■ **PROBLEM STATEMENT**: Transcribe all of the material below word for word and leave out its pictures.
****************
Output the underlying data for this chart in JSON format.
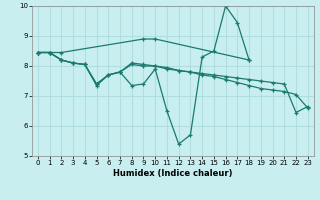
{
  "title": "",
  "xlabel": "Humidex (Indice chaleur)",
  "ylabel": "",
  "xlim": [
    -0.5,
    23.5
  ],
  "ylim": [
    5,
    10
  ],
  "yticks": [
    5,
    6,
    7,
    8,
    9,
    10
  ],
  "xticks": [
    0,
    1,
    2,
    3,
    4,
    5,
    6,
    7,
    8,
    9,
    10,
    11,
    12,
    13,
    14,
    15,
    16,
    17,
    18,
    19,
    20,
    21,
    22,
    23
  ],
  "bg_color": "#c8eef0",
  "line_color": "#1a7a6e",
  "grid_color": "#b0dde0",
  "series": [
    {
      "x": [
        0,
        1,
        2,
        9,
        10,
        18
      ],
      "y": [
        8.45,
        8.45,
        8.45,
        8.9,
        8.9,
        8.2
      ]
    },
    {
      "x": [
        0,
        1,
        2,
        3,
        4,
        5,
        6,
        7,
        8,
        9,
        10,
        11,
        12,
        13,
        14,
        15,
        16,
        17,
        18
      ],
      "y": [
        8.45,
        8.45,
        8.2,
        8.1,
        8.05,
        7.35,
        7.7,
        7.8,
        7.35,
        7.4,
        7.9,
        6.5,
        5.4,
        5.7,
        8.3,
        8.5,
        10.0,
        9.45,
        8.2
      ]
    },
    {
      "x": [
        0,
        1,
        2,
        3,
        4,
        5,
        6,
        7,
        8,
        9,
        10,
        11,
        12,
        13,
        14,
        15,
        16,
        17,
        18,
        19,
        20,
        21,
        22,
        23
      ],
      "y": [
        8.45,
        8.45,
        8.2,
        8.1,
        8.05,
        7.4,
        7.7,
        7.8,
        8.1,
        8.05,
        8.0,
        7.95,
        7.85,
        7.8,
        7.7,
        7.65,
        7.55,
        7.45,
        7.35,
        7.25,
        7.2,
        7.15,
        7.05,
        6.6
      ]
    },
    {
      "x": [
        0,
        1,
        2,
        3,
        4,
        5,
        6,
        7,
        8,
        9,
        10,
        11,
        12,
        13,
        14,
        15,
        16,
        17,
        18,
        19,
        20,
        21,
        22,
        23
      ],
      "y": [
        8.45,
        8.45,
        8.2,
        8.1,
        8.05,
        7.4,
        7.7,
        7.8,
        8.05,
        8.0,
        8.0,
        7.9,
        7.85,
        7.8,
        7.75,
        7.7,
        7.65,
        7.6,
        7.55,
        7.5,
        7.45,
        7.4,
        6.45,
        6.65
      ]
    }
  ]
}
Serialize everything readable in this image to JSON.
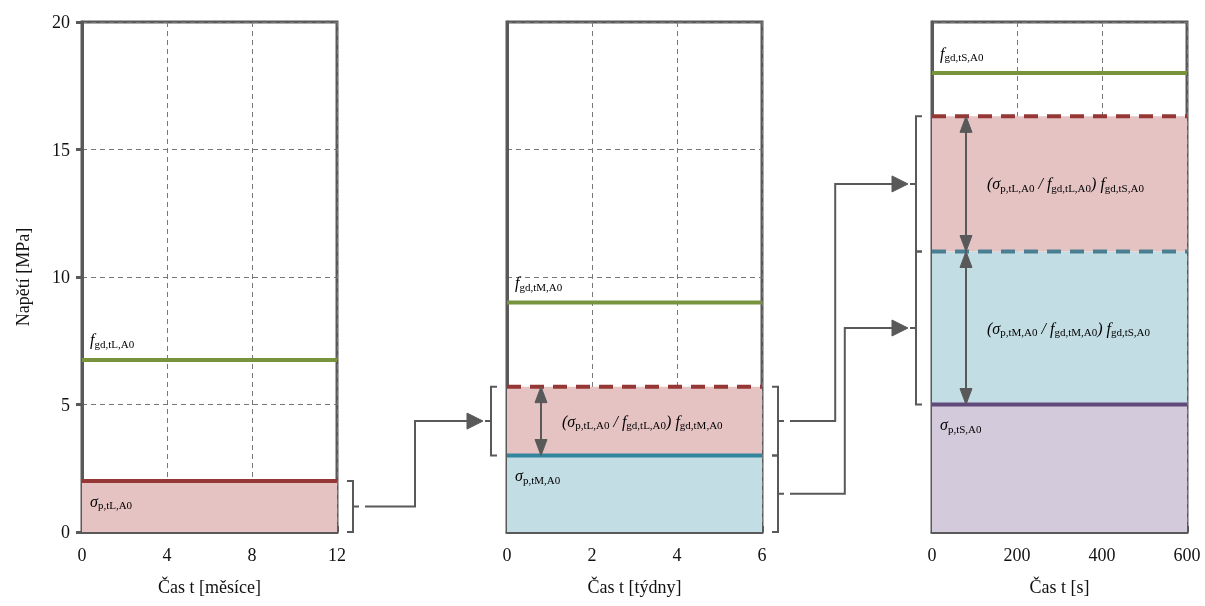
{
  "chart_data": [
    {
      "type": "line",
      "xlabel": "Čas t [měsíce]",
      "ylabel": "Napětí [MPa]",
      "xlim": [
        0,
        12
      ],
      "xticks": [
        0,
        4,
        8,
        12
      ],
      "ylim": [
        0,
        20
      ],
      "yticks": [
        0,
        5,
        10,
        15,
        20
      ],
      "grid": true,
      "marker": "none",
      "series": [
        {
          "name": "f$_{gd,tL,A0}$",
          "x": [
            0,
            12
          ],
          "values": [
            6.75,
            6.75
          ],
          "color": "#77933c",
          "line_style": "solid"
        },
        {
          "name": "σ$_{p,tL,A0}$",
          "x": [
            0,
            12
          ],
          "values": [
            2,
            2
          ],
          "color": "#953735",
          "line_style": "solid"
        }
      ],
      "bands": [
        {
          "axis": "y",
          "from": 0,
          "to": 2,
          "color": "#e6c3c3"
        }
      ]
    },
    {
      "type": "line",
      "xlabel": "Čas t [týdny]",
      "xlim": [
        0,
        6
      ],
      "xticks": [
        0,
        2,
        4,
        6
      ],
      "ylim": [
        0,
        20
      ],
      "yticks": [
        0,
        5,
        10,
        15,
        20
      ],
      "grid": true,
      "marker": "none",
      "tick_labels": "x",
      "series": [
        {
          "name": "f$_{gd,tM,A0}$",
          "x": [
            0,
            6
          ],
          "values": [
            9,
            9
          ],
          "color": "#77933c",
          "line_style": "solid"
        },
        {
          "x": [
            0,
            6
          ],
          "values": [
            5.7,
            5.7
          ],
          "color": "#953735",
          "line_style": "dashed"
        },
        {
          "name": "σ$_{p,tM,A0}$",
          "x": [
            0,
            6
          ],
          "values": [
            3,
            3
          ],
          "color": "#31859c",
          "line_style": "solid"
        }
      ],
      "bands": [
        {
          "axis": "y",
          "from": 0,
          "to": 3,
          "color": "#c3dde4"
        },
        {
          "axis": "y",
          "from": 3,
          "to": 5.7,
          "color": "#e6c3c3",
          "label": "(σ$_{p,tL,A0}$ / f$_{gd,tL,A0}$) f$_{gd,tM,A0}$"
        }
      ]
    },
    {
      "type": "line",
      "xlabel": "Čas t [s]",
      "xlim": [
        0,
        600
      ],
      "xticks": [
        0,
        200,
        400,
        600
      ],
      "ylim": [
        0,
        20
      ],
      "yticks": [
        0,
        5,
        10,
        15,
        20
      ],
      "grid": true,
      "marker": "none",
      "tick_labels": "x",
      "series": [
        {
          "name": "f$_{gd,tS,A0}$",
          "x": [
            0,
            600
          ],
          "values": [
            18,
            18
          ],
          "color": "#77933c",
          "line_style": "solid"
        },
        {
          "x": [
            0,
            600
          ],
          "values": [
            16.3,
            16.3
          ],
          "color": "#953735",
          "line_style": "dashed"
        },
        {
          "x": [
            0,
            600
          ],
          "values": [
            11,
            11
          ],
          "color": "#4a7f91",
          "line_style": "dashed"
        },
        {
          "name": "σ$_{p,tS,A0}$",
          "x": [
            0,
            600
          ],
          "values": [
            5,
            5
          ],
          "color": "#604a7b",
          "line_style": "solid"
        }
      ],
      "bands": [
        {
          "axis": "y",
          "from": 0,
          "to": 5,
          "color": "#d3cbdb"
        },
        {
          "axis": "y",
          "from": 5,
          "to": 11,
          "color": "#c3dde4",
          "label": "(σ$_{p,tM,A0}$ / f$_{gd,tM,A0}$) f$_{gd,tS,A0}$"
        },
        {
          "axis": "y",
          "from": 11,
          "to": 16.3,
          "color": "#e6c3c3",
          "label": "(σ$_{p,tL,A0}$ / f$_{gd,tL,A0}$) f$_{gd,tS,A0}$"
        }
      ]
    }
  ]
}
****************
■ **RESULT**:
Output the underlying data for this chart in JSON format.
{
  "title": "",
  "xlabel": "Humidex (Indice chaleur)",
  "ylabel": "",
  "xlim": [
    -0.5,
    23.5
  ],
  "ylim": [
    5,
    10
  ],
  "yticks": [
    5,
    6,
    7,
    8,
    9,
    10
  ],
  "xticks": [
    0,
    1,
    2,
    3,
    4,
    5,
    6,
    7,
    8,
    9,
    10,
    11,
    12,
    13,
    14,
    15,
    16,
    17,
    18,
    19,
    20,
    21,
    22,
    23
  ],
  "bg_color": "#c8eef0",
  "line_color": "#1a7a6e",
  "grid_color": "#b0dde0",
  "series": [
    {
      "x": [
        0,
        1,
        2,
        9,
        10,
        18
      ],
      "y": [
        8.45,
        8.45,
        8.45,
        8.9,
        8.9,
        8.2
      ]
    },
    {
      "x": [
        0,
        1,
        2,
        3,
        4,
        5,
        6,
        7,
        8,
        9,
        10,
        11,
        12,
        13,
        14,
        15,
        16,
        17,
        18
      ],
      "y": [
        8.45,
        8.45,
        8.2,
        8.1,
        8.05,
        7.35,
        7.7,
        7.8,
        7.35,
        7.4,
        7.9,
        6.5,
        5.4,
        5.7,
        8.3,
        8.5,
        10.0,
        9.45,
        8.2
      ]
    },
    {
      "x": [
        0,
        1,
        2,
        3,
        4,
        5,
        6,
        7,
        8,
        9,
        10,
        11,
        12,
        13,
        14,
        15,
        16,
        17,
        18,
        19,
        20,
        21,
        22,
        23
      ],
      "y": [
        8.45,
        8.45,
        8.2,
        8.1,
        8.05,
        7.4,
        7.7,
        7.8,
        8.1,
        8.05,
        8.0,
        7.95,
        7.85,
        7.8,
        7.7,
        7.65,
        7.55,
        7.45,
        7.35,
        7.25,
        7.2,
        7.15,
        7.05,
        6.6
      ]
    },
    {
      "x": [
        0,
        1,
        2,
        3,
        4,
        5,
        6,
        7,
        8,
        9,
        10,
        11,
        12,
        13,
        14,
        15,
        16,
        17,
        18,
        19,
        20,
        21,
        22,
        23
      ],
      "y": [
        8.45,
        8.45,
        8.2,
        8.1,
        8.05,
        7.4,
        7.7,
        7.8,
        8.05,
        8.0,
        8.0,
        7.9,
        7.85,
        7.8,
        7.75,
        7.7,
        7.65,
        7.6,
        7.55,
        7.5,
        7.45,
        7.4,
        6.45,
        6.65
      ]
    }
  ]
}
Serialize everything readable in this image to JSON.
{
  "chart_data": [
    {
      "type": "line",
      "xlabel": "Čas t [měsíce]",
      "ylabel": "Napětí [MPa]",
      "xlim": [
        0,
        12
      ],
      "xticks": [
        0,
        4,
        8,
        12
      ],
      "ylim": [
        0,
        20
      ],
      "yticks": [
        0,
        5,
        10,
        15,
        20
      ],
      "grid": true,
      "marker": "none",
      "series": [
        {
          "name": "f$_{gd,tL,A0}$",
          "x": [
            0,
            12
          ],
          "values": [
            6.75,
            6.75
          ],
          "color": "#77933c",
          "line_style": "solid"
        },
        {
          "name": "σ$_{p,tL,A0}$",
          "x": [
            0,
            12
          ],
          "values": [
            2,
            2
          ],
          "color": "#953735",
          "line_style": "solid"
        }
      ],
      "bands": [
        {
          "axis": "y",
          "from": 0,
          "to": 2,
          "color": "#e6c3c3"
        }
      ]
    },
    {
      "type": "line",
      "xlabel": "Čas t [týdny]",
      "xlim": [
        0,
        6
      ],
      "xticks": [
        0,
        2,
        4,
        6
      ],
      "ylim": [
        0,
        20
      ],
      "yticks": [
        0,
        5,
        10,
        15,
        20
      ],
      "grid": true,
      "marker": "none",
      "tick_labels": "x",
      "series": [
        {
          "name": "f$_{gd,tM,A0}$",
          "x": [
            0,
            6
          ],
          "values": [
            9,
            9
          ],
          "color": "#77933c",
          "line_style": "solid"
        },
        {
          "x": [
            0,
            6
          ],
          "values": [
            5.7,
            5.7
          ],
          "color": "#953735",
          "line_style": "dashed"
        },
        {
          "name": "σ$_{p,tM,A0}$",
          "x": [
            0,
            6
          ],
          "values": [
            3,
            3
          ],
          "color": "#31859c",
          "line_style": "solid"
        }
      ],
      "bands": [
        {
          "axis": "y",
          "from": 0,
          "to": 3,
          "color": "#c3dde4"
        },
        {
          "axis": "y",
          "from": 3,
          "to": 5.7,
          "color": "#e6c3c3",
          "label": "(σ$_{p,tL,A0}$ / f$_{gd,tL,A0}$) f$_{gd,tM,A0}$"
        }
      ]
    },
    {
      "type": "line",
      "xlabel": "Čas t [s]",
      "xlim": [
        0,
        600
      ],
      "xticks": [
        0,
        200,
        400,
        600
      ],
      "ylim": [
        0,
        20
      ],
      "yticks": [
        0,
        5,
        10,
        15,
        20
      ],
      "grid": true,
      "marker": "none",
      "tick_labels": "x",
      "series": [
        {
          "name": "f$_{gd,tS,A0}$",
          "x": [
            0,
            600
          ],
          "values": [
            18,
            18
          ],
          "color": "#77933c",
          "line_style": "solid"
        },
        {
          "x": [
            0,
            600
          ],
          "values": [
            16.3,
            16.3
          ],
          "color": "#953735",
          "line_style": "dashed"
        },
        {
          "x": [
            0,
            600
          ],
          "values": [
            11,
            11
          ],
          "color": "#4a7f91",
          "line_style": "dashed"
        },
        {
          "name": "σ$_{p,tS,A0}$",
          "x": [
            0,
            600
          ],
          "values": [
            5,
            5
          ],
          "color": "#604a7b",
          "line_style": "solid"
        }
      ],
      "bands": [
        {
          "axis": "y",
          "from": 0,
          "to": 5,
          "color": "#d3cbdb"
        },
        {
          "axis": "y",
          "from": 5,
          "to": 11,
          "color": "#c3dde4",
          "label": "(σ$_{p,tM,A0}$ / f$_{gd,tM,A0}$) f$_{gd,tS,A0}$"
        },
        {
          "axis": "y",
          "from": 11,
          "to": 16.3,
          "color": "#e6c3c3",
          "label": "(σ$_{p,tL,A0}$ / f$_{gd,tL,A0}$) f$_{gd,tS,A0}$"
        }
      ]
    }
  ]
}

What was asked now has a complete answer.